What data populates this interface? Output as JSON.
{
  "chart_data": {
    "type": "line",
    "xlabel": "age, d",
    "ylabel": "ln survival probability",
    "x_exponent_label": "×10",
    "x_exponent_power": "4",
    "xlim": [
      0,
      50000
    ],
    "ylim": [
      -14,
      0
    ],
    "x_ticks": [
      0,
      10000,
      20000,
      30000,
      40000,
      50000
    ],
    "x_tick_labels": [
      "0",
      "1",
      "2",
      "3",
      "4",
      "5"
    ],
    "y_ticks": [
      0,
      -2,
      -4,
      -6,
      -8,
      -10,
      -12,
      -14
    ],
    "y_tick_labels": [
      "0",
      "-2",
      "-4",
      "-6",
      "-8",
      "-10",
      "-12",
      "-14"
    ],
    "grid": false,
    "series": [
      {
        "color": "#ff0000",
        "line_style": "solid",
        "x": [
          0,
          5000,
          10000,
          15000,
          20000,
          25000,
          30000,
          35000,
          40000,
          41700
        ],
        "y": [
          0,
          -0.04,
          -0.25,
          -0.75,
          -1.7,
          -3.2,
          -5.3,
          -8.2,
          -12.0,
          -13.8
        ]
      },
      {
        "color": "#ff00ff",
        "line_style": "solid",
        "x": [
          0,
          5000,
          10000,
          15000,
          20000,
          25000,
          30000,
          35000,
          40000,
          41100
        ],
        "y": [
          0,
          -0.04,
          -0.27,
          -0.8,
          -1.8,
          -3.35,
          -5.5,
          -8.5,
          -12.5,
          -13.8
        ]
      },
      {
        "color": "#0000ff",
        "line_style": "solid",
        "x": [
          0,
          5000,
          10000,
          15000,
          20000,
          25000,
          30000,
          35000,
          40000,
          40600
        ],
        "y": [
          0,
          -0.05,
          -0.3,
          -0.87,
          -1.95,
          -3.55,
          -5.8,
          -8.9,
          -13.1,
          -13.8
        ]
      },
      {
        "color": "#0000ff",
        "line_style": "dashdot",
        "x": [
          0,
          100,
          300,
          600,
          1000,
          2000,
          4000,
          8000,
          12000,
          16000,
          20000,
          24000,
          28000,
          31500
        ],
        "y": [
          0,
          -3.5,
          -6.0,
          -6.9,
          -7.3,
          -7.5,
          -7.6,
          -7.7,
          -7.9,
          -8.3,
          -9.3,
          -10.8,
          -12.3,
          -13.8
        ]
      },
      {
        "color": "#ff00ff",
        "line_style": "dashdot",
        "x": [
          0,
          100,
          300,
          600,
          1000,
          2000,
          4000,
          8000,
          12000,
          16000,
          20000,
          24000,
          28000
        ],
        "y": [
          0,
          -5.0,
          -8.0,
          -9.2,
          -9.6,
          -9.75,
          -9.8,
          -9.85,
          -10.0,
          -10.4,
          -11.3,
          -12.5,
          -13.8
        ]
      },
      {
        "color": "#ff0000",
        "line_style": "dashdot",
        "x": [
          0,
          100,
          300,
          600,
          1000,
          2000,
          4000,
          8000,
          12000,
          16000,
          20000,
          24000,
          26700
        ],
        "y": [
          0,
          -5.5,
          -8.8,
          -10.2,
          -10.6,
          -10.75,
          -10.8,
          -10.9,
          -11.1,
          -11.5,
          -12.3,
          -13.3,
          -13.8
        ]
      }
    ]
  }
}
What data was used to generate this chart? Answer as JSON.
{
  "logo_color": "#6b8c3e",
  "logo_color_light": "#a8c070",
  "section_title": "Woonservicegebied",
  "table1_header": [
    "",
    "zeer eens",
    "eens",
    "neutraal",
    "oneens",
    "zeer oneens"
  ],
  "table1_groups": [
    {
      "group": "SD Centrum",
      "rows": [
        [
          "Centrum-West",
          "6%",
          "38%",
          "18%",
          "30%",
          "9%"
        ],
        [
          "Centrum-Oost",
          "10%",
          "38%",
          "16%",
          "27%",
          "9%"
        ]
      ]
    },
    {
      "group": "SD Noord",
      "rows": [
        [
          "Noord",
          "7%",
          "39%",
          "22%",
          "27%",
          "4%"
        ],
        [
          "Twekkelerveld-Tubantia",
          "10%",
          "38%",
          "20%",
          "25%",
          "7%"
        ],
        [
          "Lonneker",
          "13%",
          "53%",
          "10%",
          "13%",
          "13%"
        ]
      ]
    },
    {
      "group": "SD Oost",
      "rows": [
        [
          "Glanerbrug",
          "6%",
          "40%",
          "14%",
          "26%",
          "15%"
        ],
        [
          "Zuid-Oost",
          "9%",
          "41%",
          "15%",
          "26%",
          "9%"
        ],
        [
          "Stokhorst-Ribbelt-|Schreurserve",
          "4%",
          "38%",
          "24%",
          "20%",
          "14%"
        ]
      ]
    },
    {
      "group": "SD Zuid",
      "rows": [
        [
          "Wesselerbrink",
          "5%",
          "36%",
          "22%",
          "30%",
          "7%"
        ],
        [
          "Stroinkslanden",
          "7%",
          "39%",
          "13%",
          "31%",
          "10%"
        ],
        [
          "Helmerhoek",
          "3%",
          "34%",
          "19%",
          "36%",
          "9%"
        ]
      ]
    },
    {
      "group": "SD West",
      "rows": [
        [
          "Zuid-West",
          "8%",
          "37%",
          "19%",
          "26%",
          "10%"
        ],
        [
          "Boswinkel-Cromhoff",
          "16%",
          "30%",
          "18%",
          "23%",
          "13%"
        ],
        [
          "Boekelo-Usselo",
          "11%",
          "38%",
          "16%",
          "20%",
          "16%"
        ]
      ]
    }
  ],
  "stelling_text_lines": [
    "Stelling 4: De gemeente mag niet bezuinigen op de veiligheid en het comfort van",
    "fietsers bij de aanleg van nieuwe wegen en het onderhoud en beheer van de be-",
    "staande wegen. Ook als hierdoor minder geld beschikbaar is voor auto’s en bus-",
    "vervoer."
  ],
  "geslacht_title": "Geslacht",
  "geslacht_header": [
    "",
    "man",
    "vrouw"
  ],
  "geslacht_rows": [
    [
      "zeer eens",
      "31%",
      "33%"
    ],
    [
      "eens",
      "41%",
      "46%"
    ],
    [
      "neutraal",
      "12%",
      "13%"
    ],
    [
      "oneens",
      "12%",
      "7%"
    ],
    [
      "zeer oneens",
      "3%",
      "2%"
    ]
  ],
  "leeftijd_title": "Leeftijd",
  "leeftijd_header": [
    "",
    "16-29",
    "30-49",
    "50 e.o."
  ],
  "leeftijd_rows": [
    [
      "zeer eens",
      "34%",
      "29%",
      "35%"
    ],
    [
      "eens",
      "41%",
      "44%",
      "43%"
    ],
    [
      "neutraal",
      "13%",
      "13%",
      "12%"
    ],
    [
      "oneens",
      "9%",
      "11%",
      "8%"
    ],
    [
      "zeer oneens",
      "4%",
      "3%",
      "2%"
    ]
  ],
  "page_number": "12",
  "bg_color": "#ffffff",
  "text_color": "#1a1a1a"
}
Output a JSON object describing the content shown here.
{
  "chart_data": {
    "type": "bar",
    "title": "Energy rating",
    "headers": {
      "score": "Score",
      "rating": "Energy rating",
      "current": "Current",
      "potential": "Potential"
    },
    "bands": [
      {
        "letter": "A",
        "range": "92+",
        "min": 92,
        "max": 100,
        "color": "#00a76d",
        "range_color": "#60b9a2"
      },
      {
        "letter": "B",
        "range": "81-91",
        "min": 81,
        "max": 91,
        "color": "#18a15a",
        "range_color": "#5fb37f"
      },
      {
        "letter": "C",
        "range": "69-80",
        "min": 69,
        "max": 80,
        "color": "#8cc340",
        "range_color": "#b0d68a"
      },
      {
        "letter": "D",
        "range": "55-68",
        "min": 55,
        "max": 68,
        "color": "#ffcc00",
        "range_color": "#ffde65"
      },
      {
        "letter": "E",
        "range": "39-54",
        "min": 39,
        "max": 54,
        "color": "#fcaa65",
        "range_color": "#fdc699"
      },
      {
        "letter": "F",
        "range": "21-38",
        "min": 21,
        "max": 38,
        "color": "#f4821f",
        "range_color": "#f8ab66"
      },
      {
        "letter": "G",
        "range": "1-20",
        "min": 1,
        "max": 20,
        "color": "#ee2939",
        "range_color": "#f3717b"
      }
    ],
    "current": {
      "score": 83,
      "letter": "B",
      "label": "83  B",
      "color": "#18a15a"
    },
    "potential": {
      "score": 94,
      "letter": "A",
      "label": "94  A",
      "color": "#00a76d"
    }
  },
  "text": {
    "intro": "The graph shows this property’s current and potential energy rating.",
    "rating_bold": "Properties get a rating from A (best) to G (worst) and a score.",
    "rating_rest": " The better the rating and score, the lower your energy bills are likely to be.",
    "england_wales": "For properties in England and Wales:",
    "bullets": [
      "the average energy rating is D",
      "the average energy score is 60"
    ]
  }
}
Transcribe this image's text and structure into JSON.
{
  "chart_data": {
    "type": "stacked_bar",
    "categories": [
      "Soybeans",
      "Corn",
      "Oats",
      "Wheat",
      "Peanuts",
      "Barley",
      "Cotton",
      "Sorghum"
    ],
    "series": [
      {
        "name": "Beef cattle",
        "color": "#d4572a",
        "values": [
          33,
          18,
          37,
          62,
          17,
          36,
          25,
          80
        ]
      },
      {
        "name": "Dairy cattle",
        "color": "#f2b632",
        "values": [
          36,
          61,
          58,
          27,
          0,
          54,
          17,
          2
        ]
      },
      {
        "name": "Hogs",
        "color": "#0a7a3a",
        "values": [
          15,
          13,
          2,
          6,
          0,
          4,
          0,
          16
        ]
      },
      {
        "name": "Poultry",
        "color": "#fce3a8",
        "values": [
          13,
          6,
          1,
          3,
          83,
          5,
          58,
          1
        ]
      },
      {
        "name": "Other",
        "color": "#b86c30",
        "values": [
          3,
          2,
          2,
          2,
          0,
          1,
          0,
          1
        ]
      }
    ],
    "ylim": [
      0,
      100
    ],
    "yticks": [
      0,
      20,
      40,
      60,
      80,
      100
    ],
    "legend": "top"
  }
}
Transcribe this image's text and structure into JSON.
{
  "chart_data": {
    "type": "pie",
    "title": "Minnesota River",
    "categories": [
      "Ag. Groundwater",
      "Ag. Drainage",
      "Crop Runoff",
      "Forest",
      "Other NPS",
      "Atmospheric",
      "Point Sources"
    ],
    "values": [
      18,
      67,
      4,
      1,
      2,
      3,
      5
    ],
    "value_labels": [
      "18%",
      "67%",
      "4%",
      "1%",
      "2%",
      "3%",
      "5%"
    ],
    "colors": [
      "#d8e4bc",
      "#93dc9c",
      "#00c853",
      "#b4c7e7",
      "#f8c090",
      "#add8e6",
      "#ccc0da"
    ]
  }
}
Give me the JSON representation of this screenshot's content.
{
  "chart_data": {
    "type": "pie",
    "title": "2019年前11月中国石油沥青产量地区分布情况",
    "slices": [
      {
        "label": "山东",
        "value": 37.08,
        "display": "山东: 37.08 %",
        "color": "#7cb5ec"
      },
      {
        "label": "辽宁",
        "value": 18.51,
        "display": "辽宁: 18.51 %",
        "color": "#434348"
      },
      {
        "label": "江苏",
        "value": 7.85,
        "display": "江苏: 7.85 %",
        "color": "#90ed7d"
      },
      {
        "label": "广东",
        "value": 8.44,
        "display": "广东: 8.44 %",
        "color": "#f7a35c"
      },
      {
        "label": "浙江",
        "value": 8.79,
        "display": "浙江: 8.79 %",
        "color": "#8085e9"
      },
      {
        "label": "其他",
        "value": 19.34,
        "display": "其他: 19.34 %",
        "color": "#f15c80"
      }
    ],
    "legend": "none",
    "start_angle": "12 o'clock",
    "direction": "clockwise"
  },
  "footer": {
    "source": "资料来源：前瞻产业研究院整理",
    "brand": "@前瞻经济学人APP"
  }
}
□ □ □
## EXERCISE GOAL
Starting at the line that contains "Give me the", quote each remaining line of the entries above, unchanged.

## WRITTEN REPLY
Give me the JSON representation of this screenshot's content.
{
  "chart_data": {
    "type": "pie",
    "title": "2019年前11月中国石油沥青产量地区分布情况",
    "slices": [
      {
        "label": "山东",
        "value": 37.08,
        "display": "山东: 37.08 %",
        "color": "#7cb5ec"
      },
      {
        "label": "辽宁",
        "value": 18.51,
        "display": "辽宁: 18.51 %",
        "color": "#434348"
      },
      {
        "label": "江苏",
        "value": 7.85,
        "display": "江苏: 7.85 %",
        "color": "#90ed7d"
      },
      {
        "label": "广东",
        "value": 8.44,
        "display": "广东: 8.44 %",
        "color": "#f7a35c"
      },
      {
        "label": "浙江",
        "value": 8.79,
        "display": "浙江: 8.79 %",
        "color": "#8085e9"
      },
      {
        "label": "其他",
        "value": 19.34,
        "display": "其他: 19.34 %",
        "color": "#f15c80"
      }
    ],
    "legend": "none",
    "start_angle": "12 o'clock",
    "direction": "clockwise"
  },
  "footer": {
    "source": "资料来源：前瞻产业研究院整理",
    "brand": "@前瞻经济学人APP"
  }
}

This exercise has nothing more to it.